**GIVEN PROBLEM**
A verbatim copy of the records is required, with all pictures left out.

══ MATERIAL SHOWN

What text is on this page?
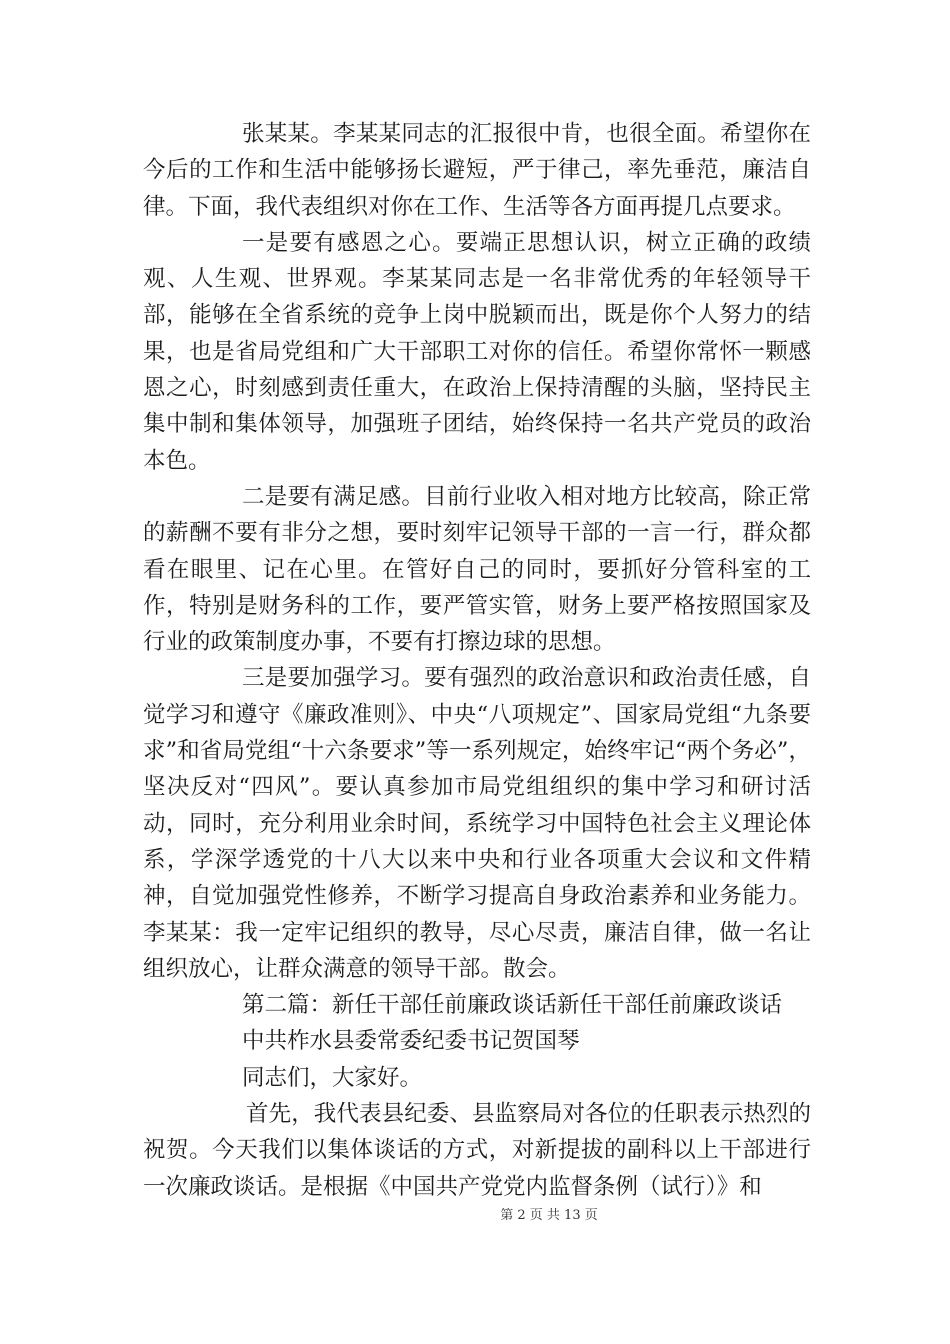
张某某。李某某同志的汇报很中肯，也很全面。希望你在今后的工作和生活中能够扬长避短，严于律己，率先垂范，廉洁自律。下面，我代表组织对你在工作、生活等各方面再提几点要求。

一是要有感恩之心。要端正思想认识，树立正确的政绩观、人生观、世界观。李某某同志是一名非常优秀的年轻领导干部，能够在全省系统的竞争上岗中脱颖而出，既是你个人努力的结果，也是省局党组和广大干部职工对你的信任。希望你常怀一颗感恩之心，时刻感到责任重大，在政治上保持清醒的头脑，坚持民主集中制和集体领导，加强班子团结，始终保持一名共产党员的政治本色。

二是要有满足感。目前行业收入相对地方比较高，除正常的薪酬不要有非分之想，要时刻牢记领导干部的一言一行，群众都看在眼里、记在心里。在管好自己的同时，要抓好分管科室的工作，特别是财务科的工作，要严管实管，财务上要严格按照国家及行业的政策制度办事，不要有打擦边球的思想。

三是要加强学习。要有强烈的政治意识和政治责任感，自觉学习和遵守《廉政准则》、中央“八项规定”、国家局党组“九条要求”和省局党组“十六条要求”等一系列规定，始终牢记“两个务必”，坚决反对“四风”。要认真参加市局党组组织的集中学习和研讨活动，同时，充分利用业余时间，系统学习中国特色社会主义理论体系，学深学透党的十八大以来中央和行业各项重大会议和文件精神，自觉加强党性修养，不断学习提高自身政治素养和业务能力。李某某：我一定牢记组织的教导，尽心尽责，廉洁自律，做一名让组织放心，让群众满意的领导干部。散会。

第二篇：新任干部任前廉政谈话新任干部任前廉政谈话

中共柞水县委常委纪委书记贺国琴

同志们，大家好。

首先，我代表县纪委、县监察局对各位的任职表示热烈的祝贺。今天我们以集体谈话的方式，对新提拔的副科以上干部进行一次廉政谈话。是根据《中国共产党党内监督条例（试行）》和

第 2 页 共 13 页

════

**RESULT**
What text is on this page?
张某某。李某某同志的汇报很中肯，也很全面。希望你在今后的工作和生活中能够扬长避短，严于律己，率先垂范，廉洁自律。下面，我代表组织对你在工作、生活等各方面再提几点要求。

一是要有感恩之心。要端正思想认识，树立正确的政绩观、人生观、世界观。李某某同志是一名非常优秀的年轻领导干部，能够在全省系统的竞争上岗中脱颖而出，既是你个人努力的结果，也是省局党组和广大干部职工对你的信任。希望你常怀一颗感恩之心，时刻感到责任重大，在政治上保持清醒的头脑，坚持民主集中制和集体领导，加强班子团结，始终保持一名共产党员的政治本色。

二是要有满足感。目前行业收入相对地方比较高，除正常的薪酬不要有非分之想，要时刻牢记领导干部的一言一行，群众都看在眼里、记在心里。在管好自己的同时，要抓好分管科室的工作，特别是财务科的工作，要严管实管，财务上要严格按照国家及行业的政策制度办事，不要有打擦边球的思想。

三是要加强学习。要有强烈的政治意识和政治责任感，自觉学习和遵守《廉政准则》、中央“八项规定”、国家局党组“九条要求”和省局党组“十六条要求”等一系列规定，始终牢记“两个务必”，坚决反对“四风”。要认真参加市局党组组织的集中学习和研讨活动，同时，充分利用业余时间，系统学习中国特色社会主义理论体系，学深学透党的十八大以来中央和行业各项重大会议和文件精神，自觉加强党性修养，不断学习提高自身政治素养和业务能力。李某某：我一定牢记组织的教导，尽心尽责，廉洁自律，做一名让组织放心，让群众满意的领导干部。散会。

第二篇：新任干部任前廉政谈话新任干部任前廉政谈话

中共柞水县委常委纪委书记贺国琴

同志们，大家好。

首先，我代表县纪委、县监察局对各位的任职表示热烈的祝贺。今天我们以集体谈话的方式，对新提拔的副科以上干部进行一次廉政谈话。是根据《中国共产党党内监督条例（试行）》和

第 2 页 共 13 页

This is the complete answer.